Records to process:
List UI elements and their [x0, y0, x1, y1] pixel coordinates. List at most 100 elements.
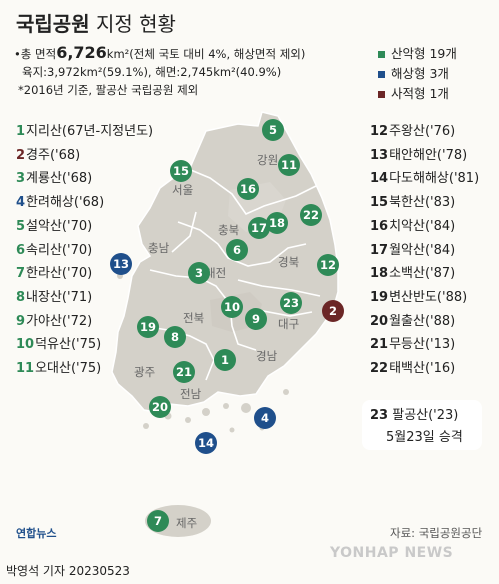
map-marker: 13: [110, 253, 132, 275]
list-item-name: 가야산('72): [26, 313, 93, 329]
map-marker: 20: [149, 396, 171, 418]
legend: 산악형 19개 해상형 3개 사적형 1개: [378, 44, 457, 104]
province-borders: [141, 167, 321, 381]
list-item-number: 5: [16, 218, 26, 234]
list-item-number: 7: [16, 266, 26, 282]
list-item-name: 태백산('16): [389, 361, 456, 377]
list-item: 16치악산('84): [370, 215, 479, 239]
list-item-name: 다도해해상('81): [389, 171, 480, 187]
list-item-name: 내장산('71): [26, 289, 93, 305]
region-label-jeonbuk: 전북: [183, 311, 205, 325]
map-marker: 14: [195, 432, 217, 454]
map-marker: 8: [164, 326, 186, 348]
list-item-number: 12: [370, 124, 389, 139]
map-marker: 7: [147, 510, 169, 532]
map-marker: 11: [278, 154, 300, 176]
list-item-name: 한려해상('68): [26, 195, 105, 211]
title-rest: 지정 현황: [89, 12, 176, 36]
list-item: 20월출산('88): [370, 310, 479, 334]
list-item-number: 4: [16, 195, 26, 211]
list-item-name: 태안해안('78): [389, 147, 468, 163]
map-marker: 21: [173, 361, 195, 383]
list-item-number: 14: [370, 171, 389, 187]
map-marker: 17: [248, 217, 270, 239]
list-item: 10덕유산('75): [16, 333, 153, 357]
source-credit: 자료: 국립공원공단: [390, 526, 483, 540]
map-marker: 9: [245, 308, 267, 330]
region-label-daejeon: 대전: [205, 266, 227, 280]
list-item-number: 3: [16, 171, 26, 187]
square-icon: [378, 90, 385, 98]
list-item-name: 월출산('88): [389, 313, 456, 329]
list-item-name: 계룡산('68): [26, 171, 93, 187]
region-label-seoul: 서울: [172, 183, 194, 197]
yonhap-logo: 연합뉴스: [16, 527, 57, 540]
list-item-number: 11: [16, 361, 35, 377]
list-item: 4한려해상('68): [16, 191, 153, 215]
region-label-gwangju: 광주: [134, 365, 156, 379]
list-item: 7한라산('70): [16, 262, 153, 286]
area-total-suffix: km²(전체 국토 대비 4%, 해상면적 제외): [106, 47, 306, 61]
region-label-daegu: 대구: [278, 317, 300, 331]
map-marker: 19: [137, 316, 159, 338]
newest-park-number: 23: [370, 408, 389, 423]
area-total-line: •총 면적6,726km²(전체 국토 대비 4%, 해상면적 제외): [14, 44, 305, 63]
region-label-chungnam: 충남: [148, 241, 170, 255]
area-total-value: 6,726: [56, 43, 107, 62]
list-item-name: 한라산('70): [26, 266, 93, 282]
byline: 박영석 기자 20230523: [6, 564, 130, 578]
list-item-name: 소백산('87): [389, 266, 456, 282]
map-marker: 22: [300, 204, 322, 226]
list-item-name: 덕유산('75): [35, 337, 102, 353]
list-item-name: 무등산('13): [389, 337, 456, 353]
legend-item-sea: 해상형 3개: [378, 64, 457, 84]
region-label-chungbuk: 충북: [218, 223, 240, 237]
list-item: 2경주('68): [16, 144, 153, 168]
title-bold: 국립공원: [16, 12, 90, 36]
map-marker: 6: [226, 239, 248, 261]
list-item-name: 속리산('70): [26, 242, 93, 258]
map-marker: 18: [266, 212, 288, 234]
list-item-number: 6: [16, 242, 26, 258]
list-item: 9가야산('72): [16, 310, 153, 334]
map-marker: 1: [214, 349, 236, 371]
list-item-number: 22: [370, 361, 389, 377]
page-title: 국립공원 지정 현황: [16, 8, 176, 37]
map-marker: 23: [280, 292, 302, 314]
region-label-jeju: 제주: [176, 516, 198, 530]
list-item-number: 15: [370, 195, 389, 211]
list-item-number: 16: [370, 218, 389, 234]
legend-label: 산악형 19개: [391, 46, 457, 61]
map-marker: 3: [188, 262, 210, 284]
region-label-jeonnam: 전남: [180, 387, 202, 401]
legend-label: 해상형 3개: [391, 66, 449, 81]
park-list-right: 12주왕산('76) 13태안해안('78) 14다도해해상('81) 15북한…: [370, 120, 479, 381]
region-label-gangwon: 강원: [257, 153, 279, 167]
park-list-left: 1지리산(67년-지정년도) 2경주('68) 3계룡산('68) 4한려해상(…: [16, 120, 153, 381]
list-item-name: 오대산('75): [35, 361, 102, 377]
list-item: 12주왕산('76): [370, 120, 479, 144]
map-marker: 10: [221, 296, 243, 318]
list-item-number: 19: [370, 289, 389, 305]
area-note-line: *2016년 기준, 팔공산 국립공원 제외: [18, 83, 199, 97]
list-item: 21무등산('13): [370, 333, 479, 357]
list-item-number: 10: [16, 337, 35, 353]
list-item-name: 주왕산('76): [389, 124, 456, 139]
map-marker: 12: [317, 254, 339, 276]
list-item-name: 지리산(67년-지정년도): [26, 124, 154, 139]
list-item-name: 북한산('83): [389, 195, 456, 211]
map-marker: 15: [170, 160, 192, 182]
list-item: 15북한산('83): [370, 191, 479, 215]
map-marker: 5: [262, 119, 284, 141]
list-item: 14다도해해상('81): [370, 167, 479, 191]
list-item: 18소백산('87): [370, 262, 479, 286]
region-label-gyeongbuk: 경북: [278, 255, 300, 269]
list-item-name: 치악산('84): [389, 218, 456, 234]
list-item-number: 1: [16, 124, 26, 139]
list-item-number: 18: [370, 266, 389, 282]
list-item: 22태백산('16): [370, 357, 479, 381]
list-item-number: 17: [370, 242, 389, 258]
map-marker: 16: [237, 178, 259, 200]
list-item: 1지리산(67년-지정년도): [16, 120, 153, 144]
area-total-prefix: •총 면적: [14, 47, 57, 61]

Task brief: Format every line of the records above as a numbered list, skipping blank lines and leaving out the pictures.

Answer to this exercise:
1. List UI elements and their [x0, y0, x1, y1] pixel coordinates. List at most 100 elements.
2. map-marker: 13: [110, 253, 132, 275]
3. list-item-name: 가야산('72): [26, 313, 93, 329]
4. map-marker: 20: [149, 396, 171, 418]
5. legend: 산악형 19개 해상형 3개 사적형 1개: [378, 44, 457, 104]
6. province-borders: [141, 167, 321, 381]
7. list-item-number: 5: [16, 218, 26, 234]
8. list-item-number: 7: [16, 266, 26, 282]
9. list-item-name: 태백산('16): [389, 361, 456, 377]
10. list-item: 16치악산('84): [370, 215, 479, 239]
11. list-item-name: 다도해해상('81): [389, 171, 480, 187]
12. list-item-name: 내장산('71): [26, 289, 93, 305]
13. region-label-jeonbuk: 전북: [183, 311, 205, 325]
14. map-marker: 14: [195, 432, 217, 454]
15. map-marker: 8: [164, 326, 186, 348]
16. list-item-number: 12: [370, 124, 389, 139]
17. map-marker: 7: [147, 510, 169, 532]
18. map-marker: 11: [278, 154, 300, 176]
19. list-item-name: 한려해상('68): [26, 195, 105, 211]
20. title-rest: 지정 현황: [89, 12, 176, 36]
21. list-item: 20월출산('88): [370, 310, 479, 334]
22. list-item-number: 4: [16, 195, 26, 211]
23. list-item-name: 태안해안('78): [389, 147, 468, 163]
24. map-marker: 21: [173, 361, 195, 383]
25. list-item-number: 14: [370, 171, 389, 187]
26. map-marker: 17: [248, 217, 270, 239]
27. list-item: 10덕유산('75): [16, 333, 153, 357]
28. source-credit: 자료: 국립공원공단: [390, 526, 483, 540]
29. map-marker: 9: [245, 308, 267, 330]
30. region-label-daejeon: 대전: [205, 266, 227, 280]
31. list-item-number: 3: [16, 171, 26, 187]
32. square-icon: [378, 90, 385, 98]
33. list-item-name: 월출산('88): [389, 313, 456, 329]
34. list-item-name: 계룡산('68): [26, 171, 93, 187]
35. region-label-seoul: 서울: [172, 183, 194, 197]
36. yonhap-logo: 연합뉴스: [16, 527, 57, 540]
37. list-item-number: 11: [16, 361, 35, 377]
38. list-item: 4한려해상('68): [16, 191, 153, 215]
39. region-label-gwangju: 광주: [134, 365, 156, 379]
40. list-item: 7한라산('70): [16, 262, 153, 286]
41. area-total-suffix: km²(전체 국토 대비 4%, 해상면적 제외): [106, 47, 306, 61]
42. region-label-daegu: 대구: [278, 317, 300, 331]
43. map-marker: 19: [137, 316, 159, 338]
44. newest-park-number: 23: [370, 408, 389, 423]
45. area-total-line: •총 면적6,726km²(전체 국토 대비 4%, 해상면적 제외): [14, 44, 305, 63]
46. region-label-chungnam: 충남: [148, 241, 170, 255]
47. area-total-value: 6,726: [56, 43, 107, 62]
48. list-item-name: 한라산('70): [26, 266, 93, 282]
49. byline: 박영석 기자 20230523: [6, 564, 130, 578]
50. list-item-name: 소백산('87): [389, 266, 456, 282]
51. map-marker: 22: [300, 204, 322, 226]
52. list-item-name: 덕유산('75): [35, 337, 102, 353]
53. list-item-name: 무등산('13): [389, 337, 456, 353]
54. legend-item-sea: 해상형 3개: [378, 64, 457, 84]
55. region-label-chungbuk: 충북: [218, 223, 240, 237]
56. list-item: 2경주('68): [16, 144, 153, 168]
57. title-bold: 국립공원: [16, 12, 90, 36]
58. map-marker: 6: [226, 239, 248, 261]
59. list-item-name: 속리산('70): [26, 242, 93, 258]
60. map-marker: 18: [266, 212, 288, 234]
61. list-item-number: 6: [16, 242, 26, 258]
62. list-item: 9가야산('72): [16, 310, 153, 334]
63. map-marker: 1: [214, 349, 236, 371]
64. list-item-number: 22: [370, 361, 389, 377]
65. page-title: 국립공원 지정 현황: [16, 8, 176, 37]
66. map-marker: 23: [280, 292, 302, 314]
67. region-label-jeju: 제주: [176, 516, 198, 530]
68. list-item-number: 15: [370, 195, 389, 211]
69. list-item-number: 16: [370, 218, 389, 234]
70. legend-label: 산악형 19개: [391, 46, 457, 61]
71. map-marker: 3: [188, 262, 210, 284]
72. region-label-jeonnam: 전남: [180, 387, 202, 401]
73. legend-label: 해상형 3개: [391, 66, 449, 81]
74. park-list-right: 12주왕산('76) 13태안해안('78) 14다도해해상('81) 15북한…: [370, 120, 479, 381]
75. region-label-gangwon: 강원: [257, 153, 279, 167]
76. park-list-left: 1지리산(67년-지정년도) 2경주('68) 3계룡산('68) 4한려해상(…: [16, 120, 153, 381]
77. list-item-name: 오대산('75): [35, 361, 102, 377]
78. list-item: 12주왕산('76): [370, 120, 479, 144]
79. map-marker: 10: [221, 296, 243, 318]
80. list-item-number: 19: [370, 289, 389, 305]
81. area-note-line: *2016년 기준, 팔공산 국립공원 제외: [18, 83, 199, 97]
82. list-item: 21무등산('13): [370, 333, 479, 357]
83. list-item-number: 10: [16, 337, 35, 353]
84. list-item-name: 주왕산('76): [389, 124, 456, 139]
85. map-marker: 12: [317, 254, 339, 276]
86. list-item-name: 지리산(67년-지정년도): [26, 124, 154, 139]
87. list-item-name: 북한산('83): [389, 195, 456, 211]
88. map-marker: 15: [170, 160, 192, 182]
89. list-item: 15북한산('83): [370, 191, 479, 215]
90. map-marker: 5: [262, 119, 284, 141]
91. list-item: 14다도해해상('81): [370, 167, 479, 191]
92. list-item: 18소백산('87): [370, 262, 479, 286]
93. region-label-gyeongbuk: 경북: [278, 255, 300, 269]
94. list-item-name: 치악산('84): [389, 218, 456, 234]
95. list-item-number: 1: [16, 124, 26, 139]
96. list-item-number: 18: [370, 266, 389, 282]
97. list-item: 22태백산('16): [370, 357, 479, 381]
98. list-item-number: 17: [370, 242, 389, 258]
99. map-marker: 16: [237, 178, 259, 200]
100. list-item: 1지리산(67년-지정년도): [16, 120, 153, 144]
101. area-total-prefix: •총 면적: [14, 47, 57, 61]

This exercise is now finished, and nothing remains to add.